Figure content listings:
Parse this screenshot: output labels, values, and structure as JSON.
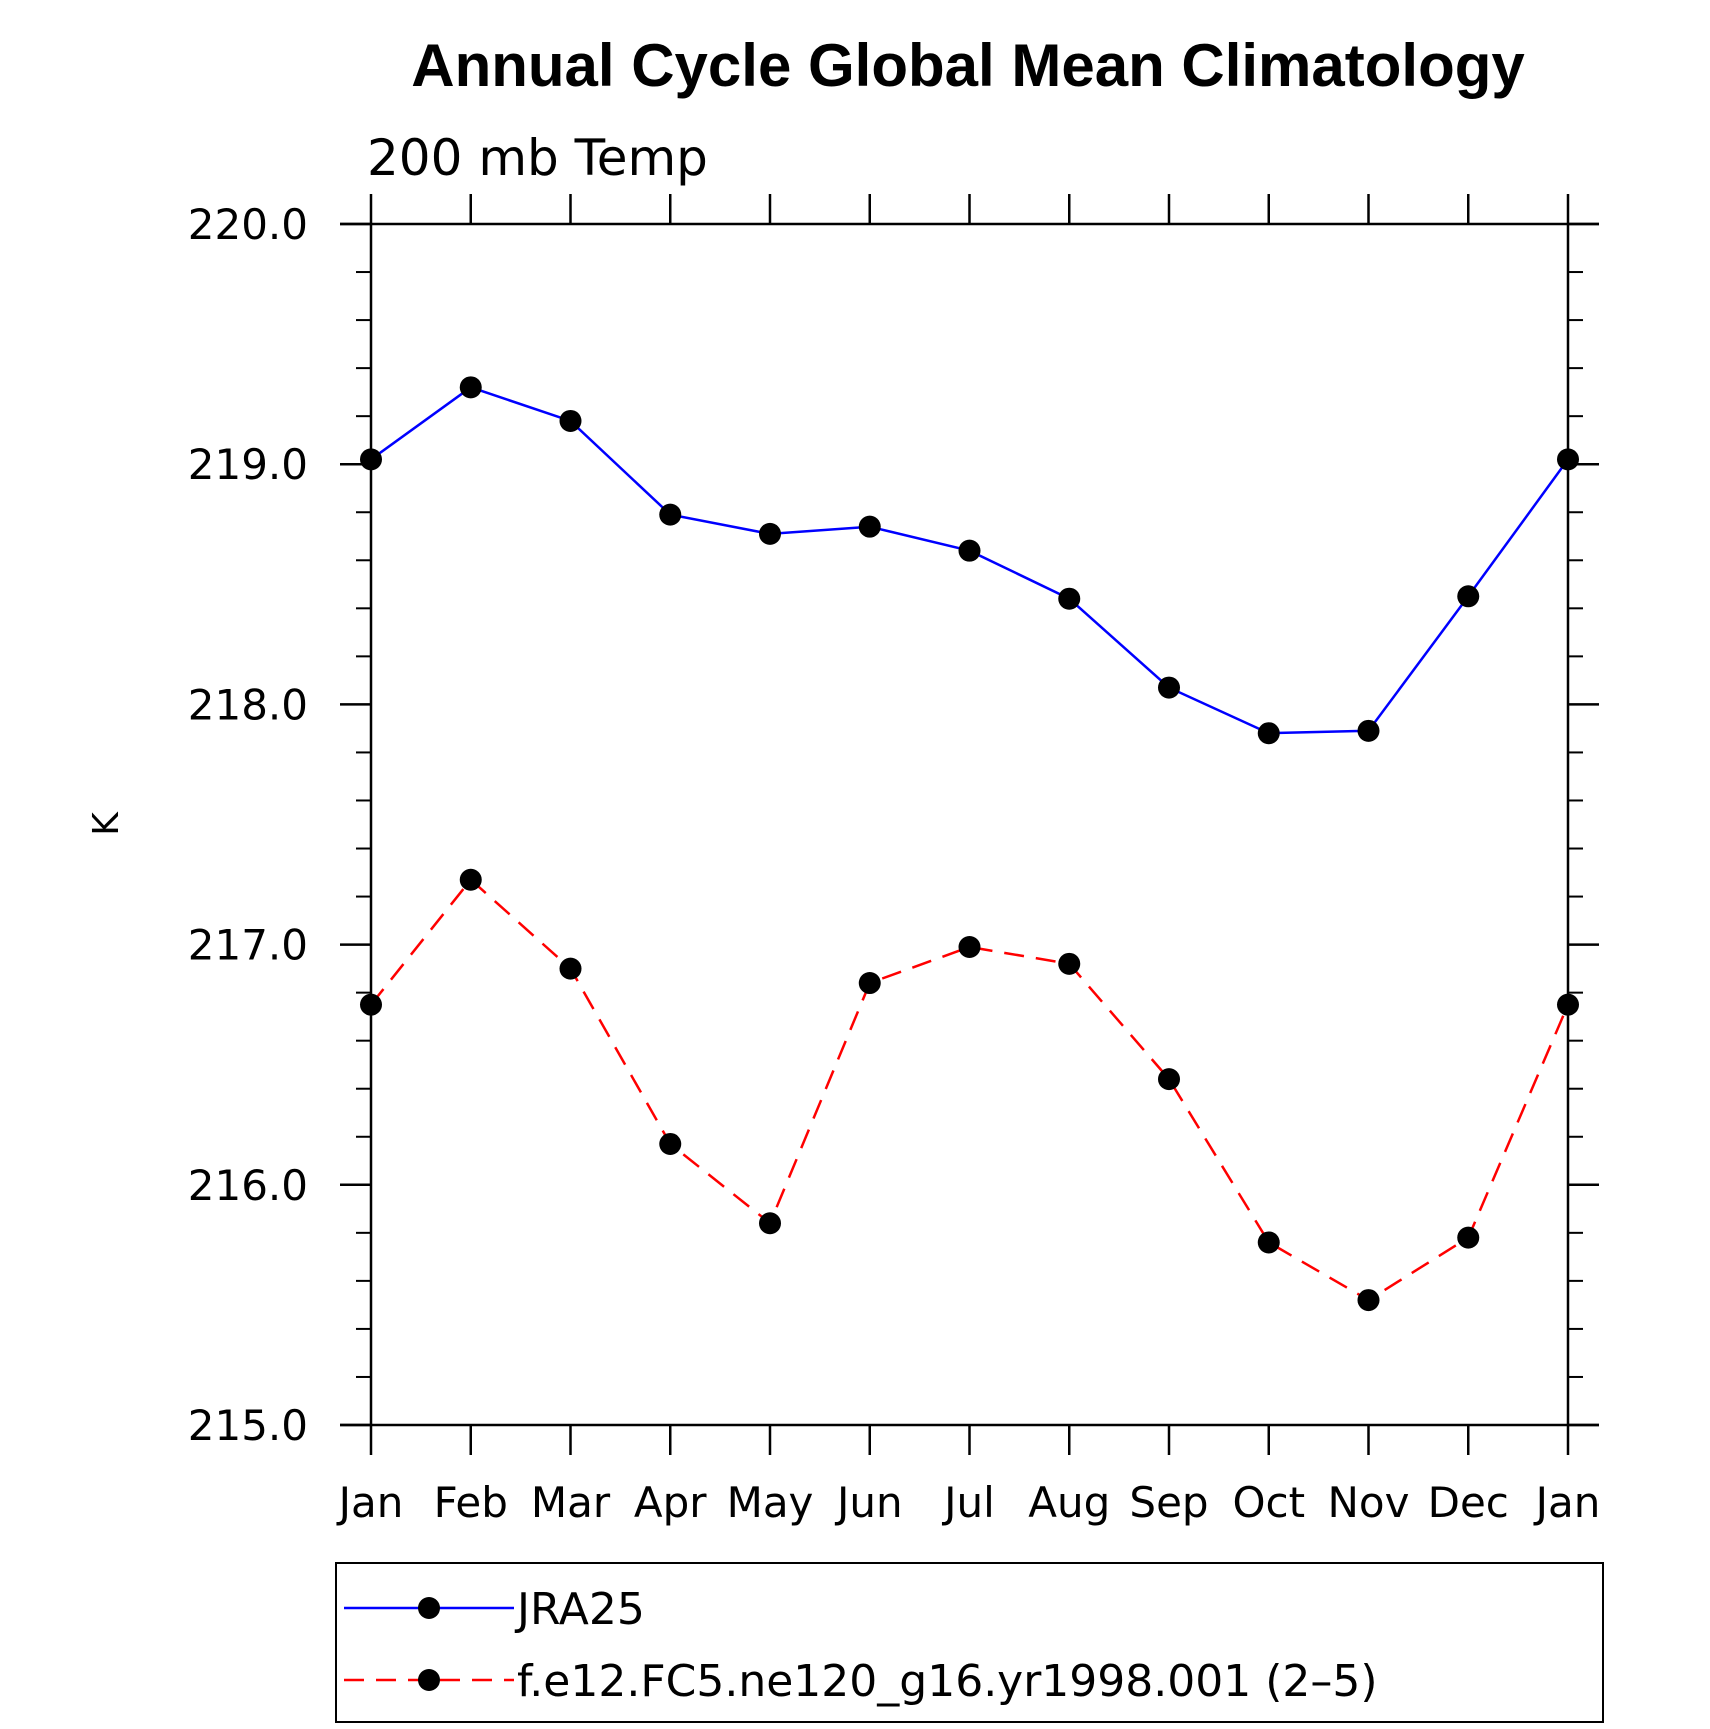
{
  "chart_data": {
    "type": "line",
    "title": "Annual Cycle Global Mean Climatology",
    "subtitle": "200 mb Temp",
    "xlabel": "",
    "ylabel": "K",
    "categories": [
      "Jan",
      "Feb",
      "Mar",
      "Apr",
      "May",
      "Jun",
      "Jul",
      "Aug",
      "Sep",
      "Oct",
      "Nov",
      "Dec",
      "Jan"
    ],
    "ylim": [
      215.0,
      220.0
    ],
    "yticks": [
      "215.0",
      "216.0",
      "217.0",
      "218.0",
      "219.0",
      "220.0"
    ],
    "yticks_values": [
      215.0,
      216.0,
      217.0,
      218.0,
      219.0,
      220.0
    ],
    "y_minor_step": 0.2,
    "grid": false,
    "legend_position": "bottom",
    "series": [
      {
        "name": "JRA25",
        "color": "#0000ff",
        "dashed": false,
        "marker": "dot",
        "values": [
          219.02,
          219.32,
          219.18,
          218.79,
          218.71,
          218.74,
          218.64,
          218.44,
          218.07,
          217.88,
          217.89,
          218.45,
          219.02
        ]
      },
      {
        "name": "f.e12.FC5.ne120_g16.yr1998.001 (2–5)",
        "color": "#ff0000",
        "dashed": true,
        "marker": "dot",
        "values": [
          216.75,
          217.27,
          216.9,
          216.17,
          215.84,
          216.84,
          216.99,
          216.92,
          216.44,
          215.76,
          215.52,
          215.78,
          216.75
        ]
      }
    ]
  }
}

* [SET PROBLEM]:
Copy every line above that includes the string "name".

* [FULL ANSWER]:
        "name": "JRA25",
        "name": "f.e12.FC5.ne120_g16.yr1998.001 (2–5)",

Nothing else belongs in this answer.